=== REQUIRED WORK ===
Using the entries that follow, collect the lines where the word "Menu" appears.

(Extracted data entries)
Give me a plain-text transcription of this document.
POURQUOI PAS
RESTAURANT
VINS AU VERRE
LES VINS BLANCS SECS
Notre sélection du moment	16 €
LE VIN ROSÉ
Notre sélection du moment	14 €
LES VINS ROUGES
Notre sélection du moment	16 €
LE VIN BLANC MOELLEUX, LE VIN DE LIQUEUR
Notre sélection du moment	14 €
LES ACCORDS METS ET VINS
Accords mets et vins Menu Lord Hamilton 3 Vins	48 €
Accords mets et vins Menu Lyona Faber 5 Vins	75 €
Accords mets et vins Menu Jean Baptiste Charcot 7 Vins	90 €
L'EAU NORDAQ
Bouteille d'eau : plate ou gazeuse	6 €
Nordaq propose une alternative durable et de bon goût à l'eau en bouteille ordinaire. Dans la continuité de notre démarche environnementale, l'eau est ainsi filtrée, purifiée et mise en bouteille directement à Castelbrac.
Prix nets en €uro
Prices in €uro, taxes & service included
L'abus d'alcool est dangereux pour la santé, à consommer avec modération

=== RESULT OF THIS EXERCISE ===
Accords mets et vins Menu Lord Hamilton 3 Vins	48 €
Accords mets et vins Menu Lyona Faber 5 Vins	75 €
Accords mets et vins Menu Jean Baptiste Charcot 7 Vins	90 €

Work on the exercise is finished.